------ Records to process

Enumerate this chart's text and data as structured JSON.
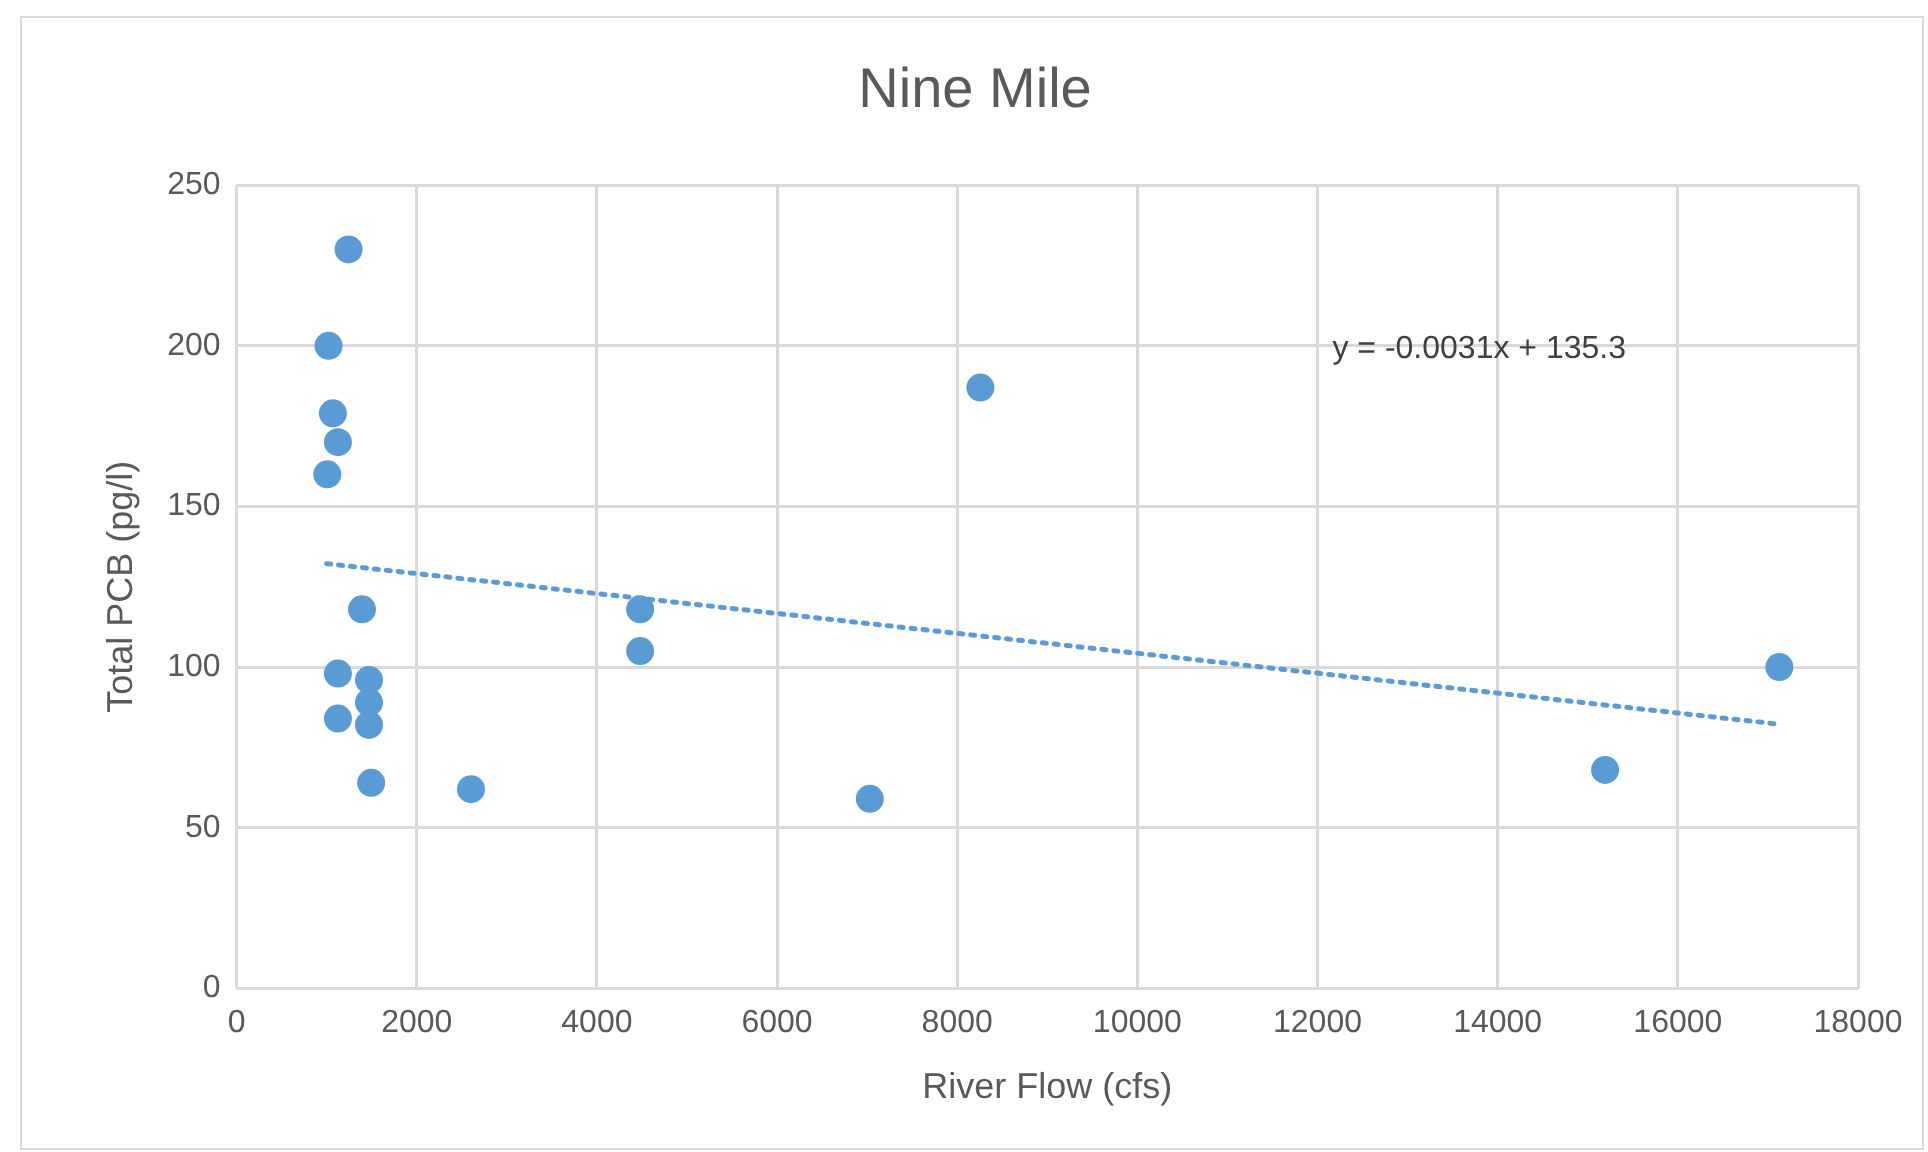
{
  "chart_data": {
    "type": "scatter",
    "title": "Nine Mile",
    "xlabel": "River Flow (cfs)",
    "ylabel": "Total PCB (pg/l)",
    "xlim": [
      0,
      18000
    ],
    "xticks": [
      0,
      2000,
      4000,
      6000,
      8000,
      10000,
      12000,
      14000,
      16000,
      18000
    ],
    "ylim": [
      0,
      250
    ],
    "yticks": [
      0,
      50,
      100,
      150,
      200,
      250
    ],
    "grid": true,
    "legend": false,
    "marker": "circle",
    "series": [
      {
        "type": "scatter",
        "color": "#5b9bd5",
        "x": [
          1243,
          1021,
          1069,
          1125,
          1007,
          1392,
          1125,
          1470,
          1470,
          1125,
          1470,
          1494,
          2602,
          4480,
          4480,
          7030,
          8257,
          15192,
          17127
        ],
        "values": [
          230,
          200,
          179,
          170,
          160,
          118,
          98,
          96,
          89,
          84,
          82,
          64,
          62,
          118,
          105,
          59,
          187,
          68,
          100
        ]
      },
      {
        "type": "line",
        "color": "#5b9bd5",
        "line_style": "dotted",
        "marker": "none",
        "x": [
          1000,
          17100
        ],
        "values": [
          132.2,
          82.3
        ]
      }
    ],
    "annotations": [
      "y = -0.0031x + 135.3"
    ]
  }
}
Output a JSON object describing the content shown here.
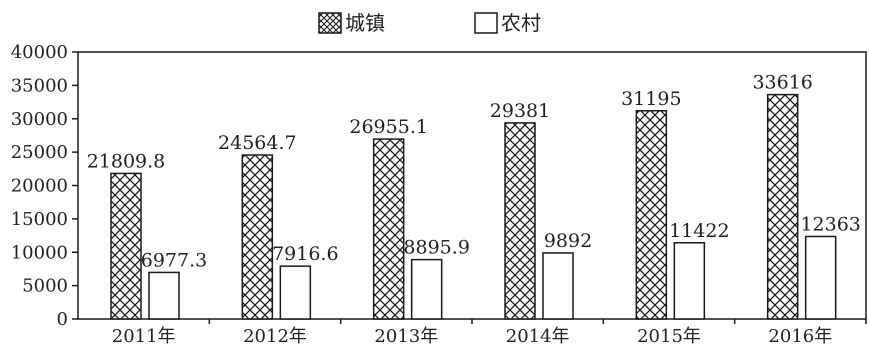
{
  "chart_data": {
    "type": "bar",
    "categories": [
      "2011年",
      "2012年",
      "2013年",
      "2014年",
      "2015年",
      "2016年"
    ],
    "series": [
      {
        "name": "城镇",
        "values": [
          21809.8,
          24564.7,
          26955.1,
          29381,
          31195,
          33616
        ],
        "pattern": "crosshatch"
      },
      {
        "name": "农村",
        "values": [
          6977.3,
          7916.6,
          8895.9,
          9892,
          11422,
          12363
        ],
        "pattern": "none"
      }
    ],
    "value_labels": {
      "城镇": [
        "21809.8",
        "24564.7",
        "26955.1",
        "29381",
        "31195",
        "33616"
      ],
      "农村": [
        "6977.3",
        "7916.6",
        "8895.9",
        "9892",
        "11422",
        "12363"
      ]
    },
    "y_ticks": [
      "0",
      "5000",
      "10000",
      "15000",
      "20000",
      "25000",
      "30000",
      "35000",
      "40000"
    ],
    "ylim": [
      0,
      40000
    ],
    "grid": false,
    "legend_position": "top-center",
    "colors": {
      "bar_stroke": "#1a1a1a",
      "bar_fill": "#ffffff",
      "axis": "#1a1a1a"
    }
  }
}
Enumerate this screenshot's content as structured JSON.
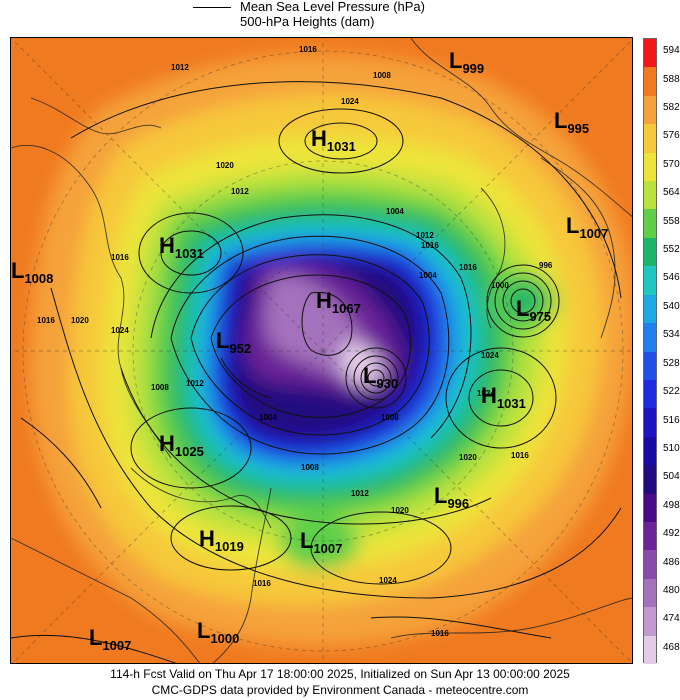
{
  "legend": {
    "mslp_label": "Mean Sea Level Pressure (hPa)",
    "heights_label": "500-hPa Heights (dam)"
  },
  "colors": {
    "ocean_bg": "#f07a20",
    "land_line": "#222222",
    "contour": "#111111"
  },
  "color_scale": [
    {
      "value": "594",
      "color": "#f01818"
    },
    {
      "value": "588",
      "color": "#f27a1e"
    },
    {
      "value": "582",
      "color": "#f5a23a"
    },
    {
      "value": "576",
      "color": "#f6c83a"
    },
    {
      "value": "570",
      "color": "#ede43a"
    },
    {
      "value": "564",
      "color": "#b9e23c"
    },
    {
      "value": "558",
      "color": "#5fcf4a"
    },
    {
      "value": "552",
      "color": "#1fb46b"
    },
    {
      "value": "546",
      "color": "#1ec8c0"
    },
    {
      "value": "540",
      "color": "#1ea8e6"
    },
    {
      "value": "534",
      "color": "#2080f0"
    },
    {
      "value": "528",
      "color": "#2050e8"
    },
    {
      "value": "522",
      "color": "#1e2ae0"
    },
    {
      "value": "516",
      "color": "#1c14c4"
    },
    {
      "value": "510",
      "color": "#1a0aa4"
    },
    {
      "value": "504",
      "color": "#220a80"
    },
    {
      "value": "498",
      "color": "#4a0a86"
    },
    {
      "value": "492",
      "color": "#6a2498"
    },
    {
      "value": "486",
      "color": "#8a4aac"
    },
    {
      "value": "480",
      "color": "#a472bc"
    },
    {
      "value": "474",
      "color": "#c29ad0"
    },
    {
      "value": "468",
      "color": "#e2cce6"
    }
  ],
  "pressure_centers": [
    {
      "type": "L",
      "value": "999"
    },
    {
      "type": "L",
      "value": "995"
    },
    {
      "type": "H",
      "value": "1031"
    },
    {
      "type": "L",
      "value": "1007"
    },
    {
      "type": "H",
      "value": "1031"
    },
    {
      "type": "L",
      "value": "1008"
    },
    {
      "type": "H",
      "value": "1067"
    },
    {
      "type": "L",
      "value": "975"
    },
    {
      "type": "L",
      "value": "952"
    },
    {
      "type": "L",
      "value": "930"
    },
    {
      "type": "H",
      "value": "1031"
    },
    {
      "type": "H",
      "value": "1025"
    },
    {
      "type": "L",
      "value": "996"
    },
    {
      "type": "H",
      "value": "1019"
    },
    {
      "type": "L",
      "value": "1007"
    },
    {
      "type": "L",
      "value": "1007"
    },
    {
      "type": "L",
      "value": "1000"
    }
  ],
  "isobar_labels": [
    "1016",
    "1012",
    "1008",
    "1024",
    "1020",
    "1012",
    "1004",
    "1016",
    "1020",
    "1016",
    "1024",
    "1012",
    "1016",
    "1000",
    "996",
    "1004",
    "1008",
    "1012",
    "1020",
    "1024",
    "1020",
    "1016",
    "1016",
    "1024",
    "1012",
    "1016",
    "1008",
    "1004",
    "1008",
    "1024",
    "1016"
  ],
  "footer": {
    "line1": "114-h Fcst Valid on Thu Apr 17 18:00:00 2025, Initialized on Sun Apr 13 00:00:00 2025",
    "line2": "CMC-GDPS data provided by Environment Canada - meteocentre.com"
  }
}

------------

= Exercise directions =
State how many lines in the records above contain the word "structured", and give only that number.

= Correct response =
2